> **Request**: Leave out the pictures and copy each record below exactly.

--- Material for this exercise ---

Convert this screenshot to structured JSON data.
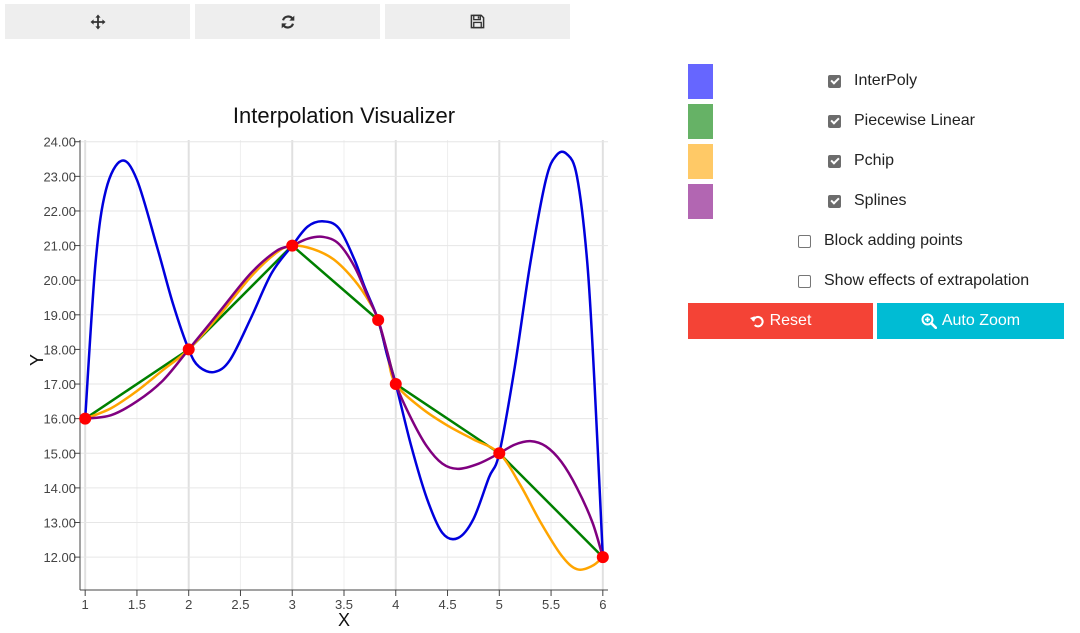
{
  "toolbar": {
    "buttons": [
      {
        "icon": "move-icon"
      },
      {
        "icon": "refresh-icon"
      },
      {
        "icon": "save-icon"
      }
    ]
  },
  "chart_data": {
    "type": "line",
    "title": "Interpolation Visualizer",
    "xlabel": "X",
    "ylabel": "Y",
    "xlim": [
      0.95,
      6.05
    ],
    "ylim": [
      11.05,
      24.05
    ],
    "x_ticks": [
      "1",
      "1.5",
      "2",
      "2.5",
      "3",
      "3.5",
      "4",
      "4.5",
      "5",
      "5.5",
      "6"
    ],
    "y_ticks": [
      "12.00",
      "13.00",
      "14.00",
      "15.00",
      "16.00",
      "17.00",
      "18.00",
      "19.00",
      "20.00",
      "21.00",
      "22.00",
      "23.00",
      "24.00"
    ],
    "grid": true,
    "points": [
      [
        1,
        16
      ],
      [
        2,
        18
      ],
      [
        3,
        21
      ],
      [
        3.83,
        18.85
      ],
      [
        4,
        17
      ],
      [
        5,
        15
      ],
      [
        6,
        12
      ]
    ],
    "series": [
      {
        "key": "interpoly",
        "color": "#0000dd",
        "x": [
          1,
          1.1,
          1.2,
          1.35,
          1.5,
          1.7,
          1.85,
          2,
          2.1,
          2.25,
          2.4,
          2.6,
          2.8,
          3,
          3.15,
          3.3,
          3.45,
          3.6,
          3.7,
          3.83,
          3.92,
          4,
          4.15,
          4.3,
          4.45,
          4.6,
          4.75,
          4.9,
          5,
          5.15,
          5.3,
          5.45,
          5.55,
          5.65,
          5.75,
          5.85,
          5.92,
          6
        ],
        "y": [
          16,
          20.5,
          22.6,
          23.45,
          22.9,
          20.9,
          19.3,
          18,
          17.5,
          17.35,
          17.7,
          18.9,
          20.2,
          21,
          21.55,
          21.7,
          21.5,
          20.6,
          19.8,
          18.85,
          17.8,
          17,
          15.2,
          13.7,
          12.7,
          12.55,
          13.1,
          14.3,
          15,
          17.5,
          20.5,
          22.9,
          23.6,
          23.65,
          23,
          20.5,
          17,
          12
        ]
      },
      {
        "key": "linear",
        "color": "#008000",
        "x": [
          1,
          2,
          3,
          3.83,
          4,
          5,
          6
        ],
        "y": [
          16,
          18,
          21,
          18.85,
          17,
          15,
          12
        ]
      },
      {
        "key": "pchip",
        "color": "#ffa500",
        "x": [
          1,
          1.25,
          1.5,
          1.75,
          2,
          2.3,
          2.6,
          2.85,
          3,
          3.2,
          3.4,
          3.6,
          3.75,
          3.83,
          3.92,
          4,
          4.25,
          4.5,
          4.75,
          5,
          5.2,
          5.4,
          5.6,
          5.75,
          5.9,
          6
        ],
        "y": [
          16,
          16.3,
          16.8,
          17.4,
          18,
          19,
          20.1,
          20.8,
          21,
          20.9,
          20.6,
          20,
          19.35,
          18.85,
          17.8,
          17,
          16.3,
          15.8,
          15.4,
          15,
          14.1,
          13,
          12.05,
          11.65,
          11.75,
          12
        ]
      },
      {
        "key": "splines",
        "color": "#800080",
        "x": [
          1,
          1.25,
          1.5,
          1.75,
          2,
          2.3,
          2.6,
          2.85,
          3,
          3.15,
          3.3,
          3.45,
          3.6,
          3.72,
          3.83,
          3.92,
          4,
          4.15,
          4.3,
          4.45,
          4.6,
          4.8,
          5,
          5.15,
          5.3,
          5.45,
          5.6,
          5.75,
          5.9,
          6
        ],
        "y": [
          16,
          16.1,
          16.5,
          17.1,
          18,
          19.1,
          20.2,
          20.85,
          21,
          21.2,
          21.25,
          21.05,
          20.4,
          19.6,
          18.85,
          17.9,
          17,
          16,
          15.2,
          14.7,
          14.55,
          14.7,
          15,
          15.25,
          15.35,
          15.2,
          14.75,
          14,
          13,
          12
        ]
      }
    ]
  },
  "legend": {
    "items": [
      {
        "key": "interpoly",
        "label": "InterPoly",
        "color": "#6666ff",
        "checked": true
      },
      {
        "key": "linear",
        "label": "Piecewise Linear",
        "color": "#66b266",
        "checked": true
      },
      {
        "key": "pchip",
        "label": "Pchip",
        "color": "#ffc966",
        "checked": true
      },
      {
        "key": "splines",
        "label": "Splines",
        "color": "#b266b2",
        "checked": true
      }
    ]
  },
  "options": {
    "block_adding": {
      "label": "Block adding points",
      "checked": false
    },
    "extrapolation": {
      "label": "Show effects of extrapolation",
      "checked": false
    }
  },
  "buttons": {
    "reset_label": "Reset",
    "zoom_label": "Auto Zoom"
  }
}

---

> **Answer for this exercise**:
Convert this screenshot to structured JSON data.
{
  "toolbar": {
    "buttons": [
      {
        "icon": "move-icon"
      },
      {
        "icon": "refresh-icon"
      },
      {
        "icon": "save-icon"
      }
    ]
  },
  "chart_data": {
    "type": "line",
    "title": "Interpolation Visualizer",
    "xlabel": "X",
    "ylabel": "Y",
    "xlim": [
      0.95,
      6.05
    ],
    "ylim": [
      11.05,
      24.05
    ],
    "x_ticks": [
      "1",
      "1.5",
      "2",
      "2.5",
      "3",
      "3.5",
      "4",
      "4.5",
      "5",
      "5.5",
      "6"
    ],
    "y_ticks": [
      "12.00",
      "13.00",
      "14.00",
      "15.00",
      "16.00",
      "17.00",
      "18.00",
      "19.00",
      "20.00",
      "21.00",
      "22.00",
      "23.00",
      "24.00"
    ],
    "grid": true,
    "points": [
      [
        1,
        16
      ],
      [
        2,
        18
      ],
      [
        3,
        21
      ],
      [
        3.83,
        18.85
      ],
      [
        4,
        17
      ],
      [
        5,
        15
      ],
      [
        6,
        12
      ]
    ],
    "series": [
      {
        "key": "interpoly",
        "color": "#0000dd",
        "x": [
          1,
          1.1,
          1.2,
          1.35,
          1.5,
          1.7,
          1.85,
          2,
          2.1,
          2.25,
          2.4,
          2.6,
          2.8,
          3,
          3.15,
          3.3,
          3.45,
          3.6,
          3.7,
          3.83,
          3.92,
          4,
          4.15,
          4.3,
          4.45,
          4.6,
          4.75,
          4.9,
          5,
          5.15,
          5.3,
          5.45,
          5.55,
          5.65,
          5.75,
          5.85,
          5.92,
          6
        ],
        "y": [
          16,
          20.5,
          22.6,
          23.45,
          22.9,
          20.9,
          19.3,
          18,
          17.5,
          17.35,
          17.7,
          18.9,
          20.2,
          21,
          21.55,
          21.7,
          21.5,
          20.6,
          19.8,
          18.85,
          17.8,
          17,
          15.2,
          13.7,
          12.7,
          12.55,
          13.1,
          14.3,
          15,
          17.5,
          20.5,
          22.9,
          23.6,
          23.65,
          23,
          20.5,
          17,
          12
        ]
      },
      {
        "key": "linear",
        "color": "#008000",
        "x": [
          1,
          2,
          3,
          3.83,
          4,
          5,
          6
        ],
        "y": [
          16,
          18,
          21,
          18.85,
          17,
          15,
          12
        ]
      },
      {
        "key": "pchip",
        "color": "#ffa500",
        "x": [
          1,
          1.25,
          1.5,
          1.75,
          2,
          2.3,
          2.6,
          2.85,
          3,
          3.2,
          3.4,
          3.6,
          3.75,
          3.83,
          3.92,
          4,
          4.25,
          4.5,
          4.75,
          5,
          5.2,
          5.4,
          5.6,
          5.75,
          5.9,
          6
        ],
        "y": [
          16,
          16.3,
          16.8,
          17.4,
          18,
          19,
          20.1,
          20.8,
          21,
          20.9,
          20.6,
          20,
          19.35,
          18.85,
          17.8,
          17,
          16.3,
          15.8,
          15.4,
          15,
          14.1,
          13,
          12.05,
          11.65,
          11.75,
          12
        ]
      },
      {
        "key": "splines",
        "color": "#800080",
        "x": [
          1,
          1.25,
          1.5,
          1.75,
          2,
          2.3,
          2.6,
          2.85,
          3,
          3.15,
          3.3,
          3.45,
          3.6,
          3.72,
          3.83,
          3.92,
          4,
          4.15,
          4.3,
          4.45,
          4.6,
          4.8,
          5,
          5.15,
          5.3,
          5.45,
          5.6,
          5.75,
          5.9,
          6
        ],
        "y": [
          16,
          16.1,
          16.5,
          17.1,
          18,
          19.1,
          20.2,
          20.85,
          21,
          21.2,
          21.25,
          21.05,
          20.4,
          19.6,
          18.85,
          17.9,
          17,
          16,
          15.2,
          14.7,
          14.55,
          14.7,
          15,
          15.25,
          15.35,
          15.2,
          14.75,
          14,
          13,
          12
        ]
      }
    ]
  },
  "legend": {
    "items": [
      {
        "key": "interpoly",
        "label": "InterPoly",
        "color": "#6666ff",
        "checked": true
      },
      {
        "key": "linear",
        "label": "Piecewise Linear",
        "color": "#66b266",
        "checked": true
      },
      {
        "key": "pchip",
        "label": "Pchip",
        "color": "#ffc966",
        "checked": true
      },
      {
        "key": "splines",
        "label": "Splines",
        "color": "#b266b2",
        "checked": true
      }
    ]
  },
  "options": {
    "block_adding": {
      "label": "Block adding points",
      "checked": false
    },
    "extrapolation": {
      "label": "Show effects of extrapolation",
      "checked": false
    }
  },
  "buttons": {
    "reset_label": "Reset",
    "zoom_label": "Auto Zoom"
  }
}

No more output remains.